:: Exercise aim ::
Copy every entry exactly.

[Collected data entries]
____

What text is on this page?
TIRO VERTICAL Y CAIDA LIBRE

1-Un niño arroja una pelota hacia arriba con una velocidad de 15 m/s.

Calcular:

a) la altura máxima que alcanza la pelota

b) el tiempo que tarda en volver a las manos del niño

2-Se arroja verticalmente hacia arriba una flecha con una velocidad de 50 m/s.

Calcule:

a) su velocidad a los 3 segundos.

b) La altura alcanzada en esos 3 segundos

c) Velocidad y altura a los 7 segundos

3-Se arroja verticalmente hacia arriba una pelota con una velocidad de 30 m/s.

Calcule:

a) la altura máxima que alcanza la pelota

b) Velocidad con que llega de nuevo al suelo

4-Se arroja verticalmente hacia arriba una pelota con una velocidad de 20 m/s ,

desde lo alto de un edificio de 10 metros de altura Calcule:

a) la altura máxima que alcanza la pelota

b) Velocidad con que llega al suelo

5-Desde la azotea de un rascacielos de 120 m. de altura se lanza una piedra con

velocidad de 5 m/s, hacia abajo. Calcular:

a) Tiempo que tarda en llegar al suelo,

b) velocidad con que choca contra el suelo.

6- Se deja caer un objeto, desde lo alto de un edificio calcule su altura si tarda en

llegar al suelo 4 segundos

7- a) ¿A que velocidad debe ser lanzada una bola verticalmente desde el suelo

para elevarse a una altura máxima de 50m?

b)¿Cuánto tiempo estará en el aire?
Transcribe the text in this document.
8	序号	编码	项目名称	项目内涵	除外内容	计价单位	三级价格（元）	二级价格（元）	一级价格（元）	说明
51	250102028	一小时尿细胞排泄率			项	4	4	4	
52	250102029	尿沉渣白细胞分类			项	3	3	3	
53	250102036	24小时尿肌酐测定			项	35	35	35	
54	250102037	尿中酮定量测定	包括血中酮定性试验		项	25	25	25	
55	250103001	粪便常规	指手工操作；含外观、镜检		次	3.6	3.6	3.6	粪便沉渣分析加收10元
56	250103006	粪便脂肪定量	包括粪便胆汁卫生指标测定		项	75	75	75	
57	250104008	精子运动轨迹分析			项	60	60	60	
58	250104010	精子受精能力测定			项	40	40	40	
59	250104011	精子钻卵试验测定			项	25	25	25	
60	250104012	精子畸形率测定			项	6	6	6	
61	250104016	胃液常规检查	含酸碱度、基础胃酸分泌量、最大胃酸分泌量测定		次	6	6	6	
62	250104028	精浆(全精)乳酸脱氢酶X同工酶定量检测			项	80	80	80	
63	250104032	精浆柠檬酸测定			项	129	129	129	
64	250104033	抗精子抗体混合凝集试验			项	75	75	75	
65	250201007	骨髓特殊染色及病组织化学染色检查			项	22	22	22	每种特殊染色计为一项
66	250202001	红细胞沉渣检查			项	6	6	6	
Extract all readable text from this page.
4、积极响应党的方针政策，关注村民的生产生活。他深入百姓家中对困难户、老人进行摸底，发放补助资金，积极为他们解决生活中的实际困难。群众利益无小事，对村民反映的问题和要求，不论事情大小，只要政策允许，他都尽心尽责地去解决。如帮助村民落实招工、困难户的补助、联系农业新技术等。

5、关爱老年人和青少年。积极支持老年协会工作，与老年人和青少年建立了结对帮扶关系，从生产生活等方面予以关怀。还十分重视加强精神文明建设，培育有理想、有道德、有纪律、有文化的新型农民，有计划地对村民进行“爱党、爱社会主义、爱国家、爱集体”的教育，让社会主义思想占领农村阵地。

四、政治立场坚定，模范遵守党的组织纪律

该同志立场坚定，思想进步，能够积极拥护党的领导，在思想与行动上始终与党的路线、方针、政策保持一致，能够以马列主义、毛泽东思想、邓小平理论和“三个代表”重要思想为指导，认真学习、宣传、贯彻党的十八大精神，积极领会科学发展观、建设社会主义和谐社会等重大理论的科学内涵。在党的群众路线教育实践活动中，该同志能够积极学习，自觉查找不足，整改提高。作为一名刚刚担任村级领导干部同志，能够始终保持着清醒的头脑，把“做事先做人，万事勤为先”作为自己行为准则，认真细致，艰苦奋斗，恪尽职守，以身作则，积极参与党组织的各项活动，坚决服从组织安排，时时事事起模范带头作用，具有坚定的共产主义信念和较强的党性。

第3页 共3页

____

:: Completed task ::
What text is on this page?
TIRO VERTICAL Y CAIDA LIBRE

1-Un niño arroja una pelota hacia arriba con una velocidad de 15 m/s.

Calcular:

a) la altura máxima que alcanza la pelota

b) el tiempo que tarda en volver a las manos del niño

2-Se arroja verticalmente hacia arriba una flecha con una velocidad de 50 m/s.

Calcule:

a) su velocidad a los 3 segundos.

b) La altura alcanzada en esos 3 segundos

c) Velocidad y altura a los 7 segundos

3-Se arroja verticalmente hacia arriba una pelota con una velocidad de 30 m/s.

Calcule:

a) la altura máxima que alcanza la pelota

b) Velocidad con que llega de nuevo al suelo

4-Se arroja verticalmente hacia arriba una pelota con una velocidad de 20 m/s ,

desde lo alto de un edificio de 10 metros de altura Calcule:

a) la altura máxima que alcanza la pelota

b) Velocidad con que llega al suelo

5-Desde la azotea de un rascacielos de 120 m. de altura se lanza una piedra con

velocidad de 5 m/s, hacia abajo. Calcular:

a) Tiempo que tarda en llegar al suelo,

b) velocidad con que choca contra el suelo.

6- Se deja caer un objeto, desde lo alto de un edificio calcule su altura si tarda en

llegar al suelo 4 segundos

7- a) ¿A que velocidad debe ser lanzada una bola verticalmente desde el suelo

para elevarse a una altura máxima de 50m?

b)¿Cuánto tiempo estará en el aire?
Transcribe the text in this document.
8	序号	编码	项目名称	项目内涵	除外内容	计价单位	三级价格（元）	二级价格（元）	一级价格（元）	说明
51	250102028	一小时尿细胞排泄率			项	4	4	4	
52	250102029	尿沉渣白细胞分类			项	3	3	3	
53	250102036	24小时尿肌酐测定			项	35	35	35	
54	250102037	尿中酮定量测定	包括血中酮定性试验		项	25	25	25	
55	250103001	粪便常规	指手工操作；含外观、镜检		次	3.6	3.6	3.6	粪便沉渣分析加收10元
56	250103006	粪便脂肪定量	包括粪便胆汁卫生指标测定		项	75	75	75	
57	250104008	精子运动轨迹分析			项	60	60	60	
58	250104010	精子受精能力测定			项	40	40	40	
59	250104011	精子钻卵试验测定			项	25	25	25	
60	250104012	精子畸形率测定			项	6	6	6	
61	250104016	胃液常规检查	含酸碱度、基础胃酸分泌量、最大胃酸分泌量测定		次	6	6	6	
62	250104028	精浆(全精)乳酸脱氢酶X同工酶定量检测			项	80	80	80	
63	250104032	精浆柠檬酸测定			项	129	129	129	
64	250104033	抗精子抗体混合凝集试验			项	75	75	75	
65	250201007	骨髓特殊染色及病组织化学染色检查			项	22	22	22	每种特殊染色计为一项
66	250202001	红细胞沉渣检查			项	6	6	6	
Extract all readable text from this page.
4、积极响应党的方针政策，关注村民的生产生活。他深入百姓家中对困难户、老人进行摸底，发放补助资金，积极为他们解决生活中的实际困难。群众利益无小事，对村民反映的问题和要求，不论事情大小，只要政策允许，他都尽心尽责地去解决。如帮助村民落实招工、困难户的补助、联系农业新技术等。

5、关爱老年人和青少年。积极支持老年协会工作，与老年人和青少年建立了结对帮扶关系，从生产生活等方面予以关怀。还十分重视加强精神文明建设，培育有理想、有道德、有纪律、有文化的新型农民，有计划地对村民进行“爱党、爱社会主义、爱国家、爱集体”的教育，让社会主义思想占领农村阵地。

四、政治立场坚定，模范遵守党的组织纪律

该同志立场坚定，思想进步，能够积极拥护党的领导，在思想与行动上始终与党的路线、方针、政策保持一致，能够以马列主义、毛泽东思想、邓小平理论和“三个代表”重要思想为指导，认真学习、宣传、贯彻党的十八大精神，积极领会科学发展观、建设社会主义和谐社会等重大理论的科学内涵。在党的群众路线教育实践活动中，该同志能够积极学习，自觉查找不足，整改提高。作为一名刚刚担任村级领导干部同志，能够始终保持着清醒的头脑，把“做事先做人，万事勤为先”作为自己行为准则，认真细致，艰苦奋斗，恪尽职守，以身作则，积极参与党组织的各项活动，坚决服从组织安排，时时事事起模范带头作用，具有坚定的共产主义信念和较强的党性。

第3页 共3页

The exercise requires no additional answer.